- REQUIRED WORK
The material below should be written out in full and exactly; pictures stay out of the copy.

- INFORMATION PROVIDED
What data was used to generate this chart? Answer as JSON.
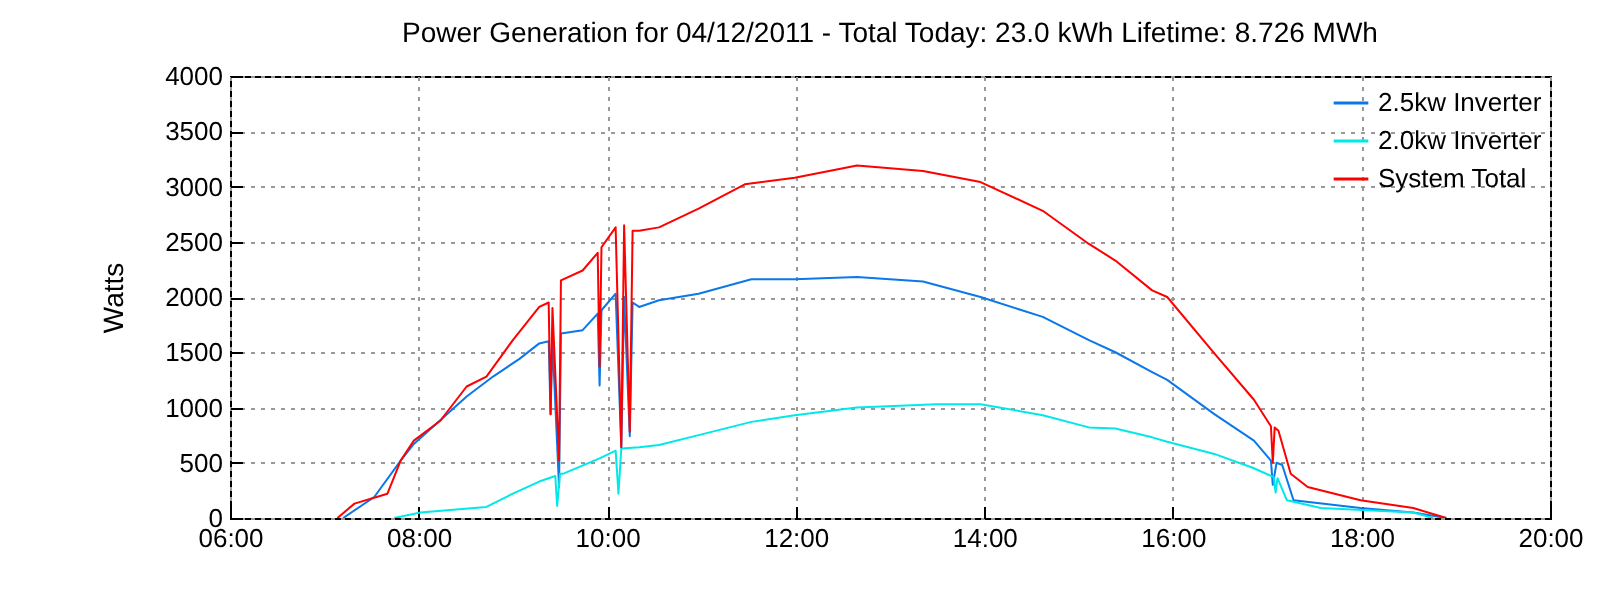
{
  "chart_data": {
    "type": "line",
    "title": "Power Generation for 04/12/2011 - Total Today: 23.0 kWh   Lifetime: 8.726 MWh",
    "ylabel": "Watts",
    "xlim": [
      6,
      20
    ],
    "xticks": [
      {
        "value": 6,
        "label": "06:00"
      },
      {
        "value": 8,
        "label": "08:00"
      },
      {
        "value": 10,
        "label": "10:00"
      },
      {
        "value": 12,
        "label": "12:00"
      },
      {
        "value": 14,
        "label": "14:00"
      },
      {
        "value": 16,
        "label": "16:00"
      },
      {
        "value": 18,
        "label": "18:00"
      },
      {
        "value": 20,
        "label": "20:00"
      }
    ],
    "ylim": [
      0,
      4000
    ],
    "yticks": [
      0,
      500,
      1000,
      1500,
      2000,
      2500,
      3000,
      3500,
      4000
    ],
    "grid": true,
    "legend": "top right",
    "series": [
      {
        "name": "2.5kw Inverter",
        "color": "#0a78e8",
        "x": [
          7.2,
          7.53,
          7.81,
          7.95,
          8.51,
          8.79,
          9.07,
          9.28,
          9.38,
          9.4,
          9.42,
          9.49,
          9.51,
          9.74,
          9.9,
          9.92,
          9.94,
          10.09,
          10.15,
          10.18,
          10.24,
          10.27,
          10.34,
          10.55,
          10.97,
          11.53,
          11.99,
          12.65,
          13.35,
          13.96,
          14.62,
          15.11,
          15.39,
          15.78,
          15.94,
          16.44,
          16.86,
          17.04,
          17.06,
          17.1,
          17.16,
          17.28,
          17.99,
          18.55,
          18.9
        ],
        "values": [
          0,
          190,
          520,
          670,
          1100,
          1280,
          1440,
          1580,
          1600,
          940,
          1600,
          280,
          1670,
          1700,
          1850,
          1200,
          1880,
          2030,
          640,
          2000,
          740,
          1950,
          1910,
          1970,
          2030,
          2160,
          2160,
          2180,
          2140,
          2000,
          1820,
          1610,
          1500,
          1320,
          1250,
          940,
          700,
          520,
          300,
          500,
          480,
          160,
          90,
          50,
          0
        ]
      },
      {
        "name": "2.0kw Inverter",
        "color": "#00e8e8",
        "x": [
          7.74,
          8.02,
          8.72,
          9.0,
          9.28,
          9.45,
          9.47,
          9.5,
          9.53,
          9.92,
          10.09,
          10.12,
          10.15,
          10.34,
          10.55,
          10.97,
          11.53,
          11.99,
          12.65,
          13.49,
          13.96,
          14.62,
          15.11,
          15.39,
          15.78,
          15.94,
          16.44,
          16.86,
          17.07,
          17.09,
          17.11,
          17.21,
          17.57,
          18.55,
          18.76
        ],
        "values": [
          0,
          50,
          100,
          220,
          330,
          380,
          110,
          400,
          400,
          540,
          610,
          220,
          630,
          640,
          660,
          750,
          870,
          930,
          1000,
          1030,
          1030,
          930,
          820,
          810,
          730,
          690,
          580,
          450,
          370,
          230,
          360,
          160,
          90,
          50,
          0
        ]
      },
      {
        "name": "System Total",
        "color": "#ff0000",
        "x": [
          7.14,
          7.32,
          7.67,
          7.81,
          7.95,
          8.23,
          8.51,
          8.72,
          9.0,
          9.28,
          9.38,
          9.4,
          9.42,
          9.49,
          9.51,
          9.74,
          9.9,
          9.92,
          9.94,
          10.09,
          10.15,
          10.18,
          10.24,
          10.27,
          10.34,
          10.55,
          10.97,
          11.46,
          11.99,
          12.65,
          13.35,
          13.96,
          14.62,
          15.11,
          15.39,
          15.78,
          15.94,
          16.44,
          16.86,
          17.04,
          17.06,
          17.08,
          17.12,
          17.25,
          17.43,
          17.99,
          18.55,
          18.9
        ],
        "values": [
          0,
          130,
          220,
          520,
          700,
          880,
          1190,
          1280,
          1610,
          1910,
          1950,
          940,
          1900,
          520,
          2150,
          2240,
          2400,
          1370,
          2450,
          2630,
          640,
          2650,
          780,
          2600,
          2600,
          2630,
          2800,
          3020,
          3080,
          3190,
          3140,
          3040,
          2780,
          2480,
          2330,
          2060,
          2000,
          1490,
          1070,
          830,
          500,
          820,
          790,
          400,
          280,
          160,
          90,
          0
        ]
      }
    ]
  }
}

- SOLUTION
What data was used to generate this chart? Answer as JSON.
{
  "chart_data": {
    "type": "line",
    "title": "Power Generation for 04/12/2011 - Total Today: 23.0 kWh   Lifetime: 8.726 MWh",
    "ylabel": "Watts",
    "xlim": [
      6,
      20
    ],
    "xticks": [
      {
        "value": 6,
        "label": "06:00"
      },
      {
        "value": 8,
        "label": "08:00"
      },
      {
        "value": 10,
        "label": "10:00"
      },
      {
        "value": 12,
        "label": "12:00"
      },
      {
        "value": 14,
        "label": "14:00"
      },
      {
        "value": 16,
        "label": "16:00"
      },
      {
        "value": 18,
        "label": "18:00"
      },
      {
        "value": 20,
        "label": "20:00"
      }
    ],
    "ylim": [
      0,
      4000
    ],
    "yticks": [
      0,
      500,
      1000,
      1500,
      2000,
      2500,
      3000,
      3500,
      4000
    ],
    "grid": true,
    "legend": "top right",
    "series": [
      {
        "name": "2.5kw Inverter",
        "color": "#0a78e8",
        "x": [
          7.2,
          7.53,
          7.81,
          7.95,
          8.51,
          8.79,
          9.07,
          9.28,
          9.38,
          9.4,
          9.42,
          9.49,
          9.51,
          9.74,
          9.9,
          9.92,
          9.94,
          10.09,
          10.15,
          10.18,
          10.24,
          10.27,
          10.34,
          10.55,
          10.97,
          11.53,
          11.99,
          12.65,
          13.35,
          13.96,
          14.62,
          15.11,
          15.39,
          15.78,
          15.94,
          16.44,
          16.86,
          17.04,
          17.06,
          17.1,
          17.16,
          17.28,
          17.99,
          18.55,
          18.9
        ],
        "values": [
          0,
          190,
          520,
          670,
          1100,
          1280,
          1440,
          1580,
          1600,
          940,
          1600,
          280,
          1670,
          1700,
          1850,
          1200,
          1880,
          2030,
          640,
          2000,
          740,
          1950,
          1910,
          1970,
          2030,
          2160,
          2160,
          2180,
          2140,
          2000,
          1820,
          1610,
          1500,
          1320,
          1250,
          940,
          700,
          520,
          300,
          500,
          480,
          160,
          90,
          50,
          0
        ]
      },
      {
        "name": "2.0kw Inverter",
        "color": "#00e8e8",
        "x": [
          7.74,
          8.02,
          8.72,
          9.0,
          9.28,
          9.45,
          9.47,
          9.5,
          9.53,
          9.92,
          10.09,
          10.12,
          10.15,
          10.34,
          10.55,
          10.97,
          11.53,
          11.99,
          12.65,
          13.49,
          13.96,
          14.62,
          15.11,
          15.39,
          15.78,
          15.94,
          16.44,
          16.86,
          17.07,
          17.09,
          17.11,
          17.21,
          17.57,
          18.55,
          18.76
        ],
        "values": [
          0,
          50,
          100,
          220,
          330,
          380,
          110,
          400,
          400,
          540,
          610,
          220,
          630,
          640,
          660,
          750,
          870,
          930,
          1000,
          1030,
          1030,
          930,
          820,
          810,
          730,
          690,
          580,
          450,
          370,
          230,
          360,
          160,
          90,
          50,
          0
        ]
      },
      {
        "name": "System Total",
        "color": "#ff0000",
        "x": [
          7.14,
          7.32,
          7.67,
          7.81,
          7.95,
          8.23,
          8.51,
          8.72,
          9.0,
          9.28,
          9.38,
          9.4,
          9.42,
          9.49,
          9.51,
          9.74,
          9.9,
          9.92,
          9.94,
          10.09,
          10.15,
          10.18,
          10.24,
          10.27,
          10.34,
          10.55,
          10.97,
          11.46,
          11.99,
          12.65,
          13.35,
          13.96,
          14.62,
          15.11,
          15.39,
          15.78,
          15.94,
          16.44,
          16.86,
          17.04,
          17.06,
          17.08,
          17.12,
          17.25,
          17.43,
          17.99,
          18.55,
          18.9
        ],
        "values": [
          0,
          130,
          220,
          520,
          700,
          880,
          1190,
          1280,
          1610,
          1910,
          1950,
          940,
          1900,
          520,
          2150,
          2240,
          2400,
          1370,
          2450,
          2630,
          640,
          2650,
          780,
          2600,
          2600,
          2630,
          2800,
          3020,
          3080,
          3190,
          3140,
          3040,
          2780,
          2480,
          2330,
          2060,
          2000,
          1490,
          1070,
          830,
          500,
          820,
          790,
          400,
          280,
          160,
          90,
          0
        ]
      }
    ]
  }
}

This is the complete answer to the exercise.